- **EXCERPT TO READ**

# charles daily



## FACE (Mar 10, 2003)

just bought a charles daily 12 gauge and have been shooting skeet with it and it seems to be a pretty decent gun. it was cheap so i figured why not try it. lifetime warranty too, so i figured i could use this gun in situations where i dont care much if it gets damaged(meaning slightly beat up from harsh hunting conditions) mildly. anybody else had experience with them? i was wondering about long term useage.
thanx.


----------



## DuckMan (Aug 21, 2003)

Just saw Your quote about the Charles Daily. Thought You might like to know that the owner Charles designed guns for Browning for years. Turn the gun over opposite the reciever. Looks just like a Browning Gold. As far as durable.......I have had 1 for 4 yrs. now. I shoot left handed and the ejection doesn't even bother me. (That's a first) I've dropped mine in a salt water marsh in Louisiana where I'm from. There tough as nails. It's nice to be able to get quality still at an affordable price. Good hunting ,,,DuckMan


----------



## Lazyass (Oct 8, 2003)

- **RECORDED INFORMATION**
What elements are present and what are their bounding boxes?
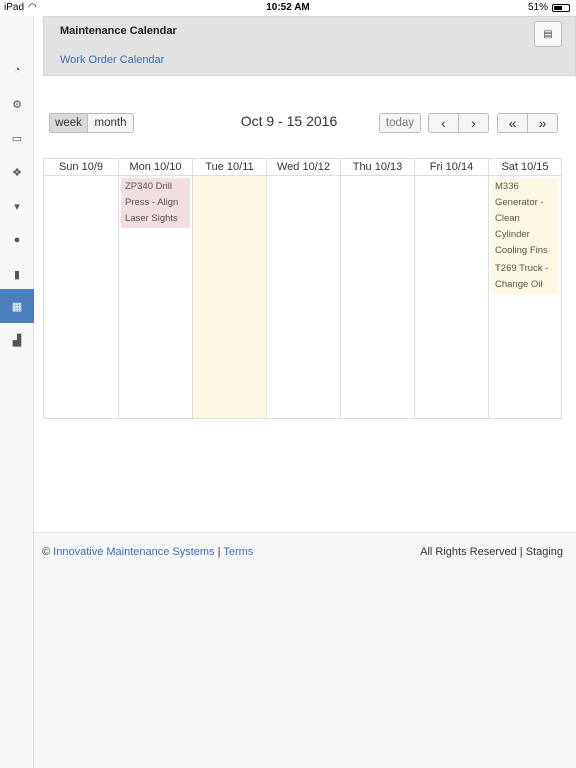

- **EXERCISE**
Reproduce the entire Charles Daily shotgun thread word for word. The data isn't needed here.

- **TASK SOLUTION**
# charles daily



## FACE (Mar 10, 2003)

just bought a charles daily 12 gauge and have been shooting skeet with it and it seems to be a pretty decent gun. it was cheap so i figured why not try it. lifetime warranty too, so i figured i could use this gun in situations where i dont care much if it gets damaged(meaning slightly beat up from harsh hunting conditions) mildly. anybody else had experience with them? i was wondering about long term useage.
thanx.


----------



## DuckMan (Aug 21, 2003)

Just saw Your quote about the Charles Daily. Thought You might like to know that the owner Charles designed guns for Browning for years. Turn the gun over opposite the reciever. Looks just like a Browning Gold. As far as durable.......I have had 1 for 4 yrs. now. I shoot left handed and the ejection doesn't even bother me. (That's a first) I've dropped mine in a salt water marsh in Louisiana where I'm from. There tough as nails. It's nice to be able to get quality still at an affordable price. Good hunting ,,,DuckMan


----------



## Lazyass (Oct 8, 2003)